[START OF Given records]

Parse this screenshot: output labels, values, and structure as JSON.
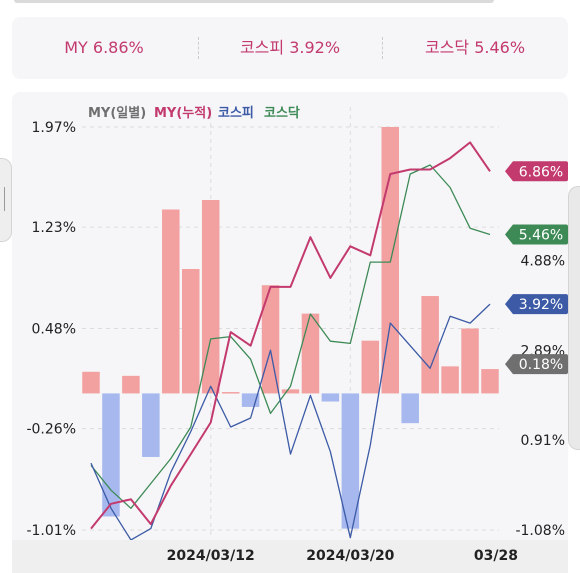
{
  "summary": {
    "my": "MY 6.86%",
    "kospi": "코스피 3.92%",
    "kosdaq": "코스닥 5.46%"
  },
  "colors": {
    "my": "#c33a6e",
    "kospi": "#3c5aa6",
    "kosdaq": "#3d8a56",
    "daily_up": "#f2a0a0",
    "daily_down": "#a6b8ee",
    "daily_label": "#6f6f6f"
  },
  "chart_data": {
    "type": "bar",
    "legend": [
      "MY(일별)",
      "MY(누적)",
      "코스피",
      "코스닥"
    ],
    "legend_placement": "top-left",
    "x_tick_labels": [
      "2024/03/12",
      "2024/03/20",
      "03/28"
    ],
    "y_left_ticks": [
      "1.97%",
      "1.23%",
      "0.48%",
      "-0.26%",
      "-1.01%"
    ],
    "y_left_range": [
      -1.01,
      1.97
    ],
    "y_right_ticks": [
      "4.88%",
      "2.89%",
      "0.91%",
      "-1.08%"
    ],
    "y_right_range": [
      -1.08,
      7.84
    ],
    "grid": true,
    "series": [
      {
        "name": "MY(일별)",
        "type": "bar",
        "axis": "left",
        "values": [
          0.16,
          -0.91,
          0.13,
          -0.47,
          1.36,
          0.92,
          1.43,
          0.01,
          -0.1,
          0.8,
          0.03,
          0.59,
          -0.06,
          -1.0,
          0.39,
          1.97,
          -0.22,
          0.72,
          0.2,
          0.48,
          0.18
        ]
      },
      {
        "name": "MY(누적)",
        "type": "line",
        "axis": "right",
        "values": [
          -1.05,
          -0.5,
          -0.4,
          -0.95,
          -0.1,
          0.6,
          1.3,
          3.3,
          3.0,
          4.3,
          4.3,
          5.4,
          4.5,
          5.2,
          5.0,
          6.8,
          6.9,
          6.9,
          7.15,
          7.5,
          6.86
        ]
      },
      {
        "name": "코스피",
        "type": "line",
        "axis": "right",
        "values": [
          0.4,
          -0.6,
          -1.3,
          -1.05,
          0.2,
          1.1,
          2.1,
          1.2,
          1.4,
          2.9,
          0.6,
          1.9,
          0.65,
          -1.25,
          0.8,
          3.5,
          3.0,
          2.5,
          3.65,
          3.5,
          3.92
        ]
      },
      {
        "name": "코스닥",
        "type": "line",
        "axis": "right",
        "values": [
          0.35,
          -0.2,
          -0.6,
          -0.05,
          0.5,
          1.2,
          3.15,
          3.2,
          2.7,
          1.5,
          2.1,
          3.7,
          3.1,
          3.05,
          4.85,
          4.85,
          6.8,
          7.0,
          6.5,
          5.6,
          5.46
        ]
      }
    ],
    "end_labels": [
      {
        "series": "MY(누적)",
        "text": "6.86%"
      },
      {
        "series": "코스닥",
        "text": "5.46%"
      },
      {
        "series": "코스피",
        "text": "3.92%"
      },
      {
        "series": "MY(일별)",
        "text": "0.18%"
      }
    ]
  }
}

[END OF Given records]

What this task involves:
Pictures are excluded; repeat every record exactly.

Correct response:
Parse this screenshot: output labels, values, and structure as JSON.
{
  "summary": {
    "my": "MY 6.86%",
    "kospi": "코스피 3.92%",
    "kosdaq": "코스닥 5.46%"
  },
  "colors": {
    "my": "#c33a6e",
    "kospi": "#3c5aa6",
    "kosdaq": "#3d8a56",
    "daily_up": "#f2a0a0",
    "daily_down": "#a6b8ee",
    "daily_label": "#6f6f6f"
  },
  "chart_data": {
    "type": "bar",
    "legend": [
      "MY(일별)",
      "MY(누적)",
      "코스피",
      "코스닥"
    ],
    "legend_placement": "top-left",
    "x_tick_labels": [
      "2024/03/12",
      "2024/03/20",
      "03/28"
    ],
    "y_left_ticks": [
      "1.97%",
      "1.23%",
      "0.48%",
      "-0.26%",
      "-1.01%"
    ],
    "y_left_range": [
      -1.01,
      1.97
    ],
    "y_right_ticks": [
      "4.88%",
      "2.89%",
      "0.91%",
      "-1.08%"
    ],
    "y_right_range": [
      -1.08,
      7.84
    ],
    "grid": true,
    "series": [
      {
        "name": "MY(일별)",
        "type": "bar",
        "axis": "left",
        "values": [
          0.16,
          -0.91,
          0.13,
          -0.47,
          1.36,
          0.92,
          1.43,
          0.01,
          -0.1,
          0.8,
          0.03,
          0.59,
          -0.06,
          -1.0,
          0.39,
          1.97,
          -0.22,
          0.72,
          0.2,
          0.48,
          0.18
        ]
      },
      {
        "name": "MY(누적)",
        "type": "line",
        "axis": "right",
        "values": [
          -1.05,
          -0.5,
          -0.4,
          -0.95,
          -0.1,
          0.6,
          1.3,
          3.3,
          3.0,
          4.3,
          4.3,
          5.4,
          4.5,
          5.2,
          5.0,
          6.8,
          6.9,
          6.9,
          7.15,
          7.5,
          6.86
        ]
      },
      {
        "name": "코스피",
        "type": "line",
        "axis": "right",
        "values": [
          0.4,
          -0.6,
          -1.3,
          -1.05,
          0.2,
          1.1,
          2.1,
          1.2,
          1.4,
          2.9,
          0.6,
          1.9,
          0.65,
          -1.25,
          0.8,
          3.5,
          3.0,
          2.5,
          3.65,
          3.5,
          3.92
        ]
      },
      {
        "name": "코스닥",
        "type": "line",
        "axis": "right",
        "values": [
          0.35,
          -0.2,
          -0.6,
          -0.05,
          0.5,
          1.2,
          3.15,
          3.2,
          2.7,
          1.5,
          2.1,
          3.7,
          3.1,
          3.05,
          4.85,
          4.85,
          6.8,
          7.0,
          6.5,
          5.6,
          5.46
        ]
      }
    ],
    "end_labels": [
      {
        "series": "MY(누적)",
        "text": "6.86%"
      },
      {
        "series": "코스닥",
        "text": "5.46%"
      },
      {
        "series": "코스피",
        "text": "3.92%"
      },
      {
        "series": "MY(일별)",
        "text": "0.18%"
      }
    ]
  }
}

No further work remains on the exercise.